What is required> Drop the images; return everything else in the listing below exactly.

Raw data>

%%

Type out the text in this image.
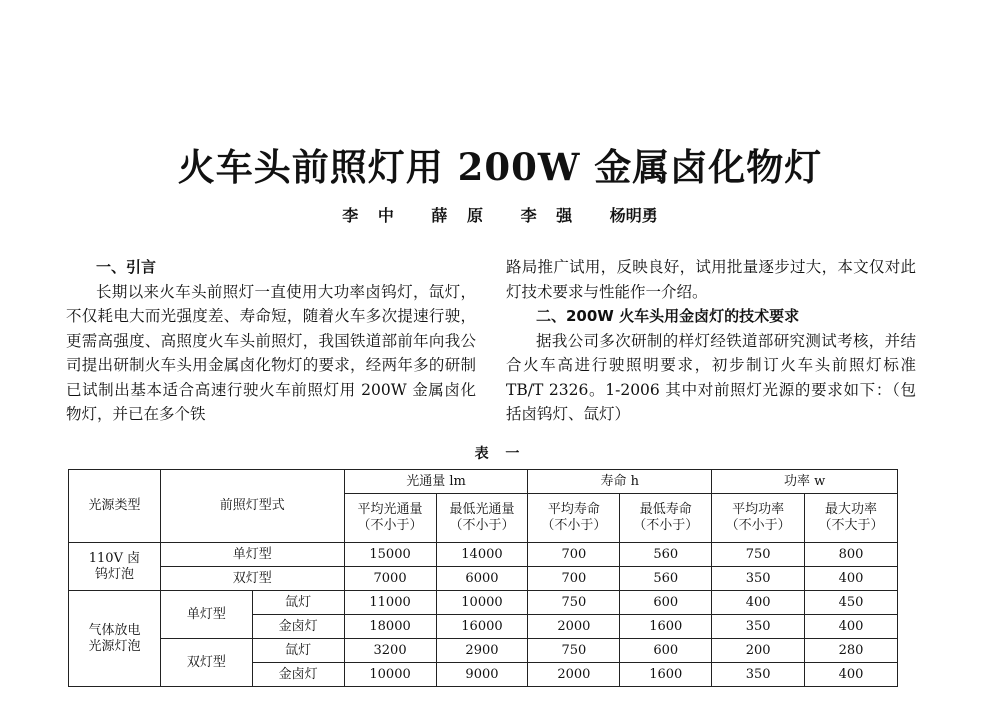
火车头前照灯用 200W 金属卤化物灯
李 中 薛 原 李 强 杨明勇

一、引言

长期以来火车头前照灯一直使用大功率卤钨灯，氙灯，不仅耗电大而光强度差、寿命短，随着火车多次提速行驶，更需高强度、高照度火车头前照灯，我国铁道部前年向我公司提出研制火车头用金属卤化物灯的要求，经两年多的研制已试制出基本适合高速行驶火车前照灯用 200W 金属卤化物灯，并已在多个铁

路局推广试用，反映良好，试用批量逐步过大，本文仅对此灯技术要求与性能作一介绍。

二、200W 火车头用金卤灯的技术要求

据我公司多次研制的样灯经铁道部研究测试考核，并结合火车高进行驶照明要求，初步制订火车头前照灯标准 TB/T 2326。1-2006 其中对前照灯光源的要求如下：（包括卤钨灯、氙灯）

表 一
光源类型	前照灯型式		光通量 lm		寿命 h		功率 w	
			平均光通量
（不小于）	最低光通量
（不小于）	平均寿命
（不小于）	最低寿命
（不小于）	平均功率
（不小于）	最大功率
（不大于）
110V 卤
钨灯泡	单灯型		15000	14000	700	560	750	800
	双灯型		7000	6000	700	560	350	400
气体放电
光源灯泡	单灯型	氙灯	11000	10000	750	600	400	450
		金卤灯	18000	16000	2000	1600	350	400
	双灯型	氙灯	3200	2900	750	600	200	280
		金卤灯	10000	9000	2000	1600	350	400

%%

Completed exercise>
Type out the text in this image.
火车头前照灯用 200W 金属卤化物灯
李 中 薛 原 李 强 杨明勇

一、引言

长期以来火车头前照灯一直使用大功率卤钨灯，氙灯，不仅耗电大而光强度差、寿命短，随着火车多次提速行驶，更需高强度、高照度火车头前照灯，我国铁道部前年向我公司提出研制火车头用金属卤化物灯的要求，经两年多的研制已试制出基本适合高速行驶火车前照灯用 200W 金属卤化物灯，并已在多个铁

路局推广试用，反映良好，试用批量逐步过大，本文仅对此灯技术要求与性能作一介绍。

二、200W 火车头用金卤灯的技术要求

据我公司多次研制的样灯经铁道部研究测试考核，并结合火车高进行驶照明要求，初步制订火车头前照灯标准 TB/T 2326。1-2006 其中对前照灯光源的要求如下：（包括卤钨灯、氙灯）

表 一
光源类型	前照灯型式		光通量 lm		寿命 h		功率 w	
			平均光通量
（不小于）	最低光通量
（不小于）	平均寿命
（不小于）	最低寿命
（不小于）	平均功率
（不小于）	最大功率
（不大于）
110V 卤
钨灯泡	单灯型		15000	14000	700	560	750	800
	双灯型		7000	6000	700	560	350	400
气体放电
光源灯泡	单灯型	氙灯	11000	10000	750	600	400	450
		金卤灯	18000	16000	2000	1600	350	400
	双灯型	氙灯	3200	2900	750	600	200	280
		金卤灯	10000	9000	2000	1600	350	400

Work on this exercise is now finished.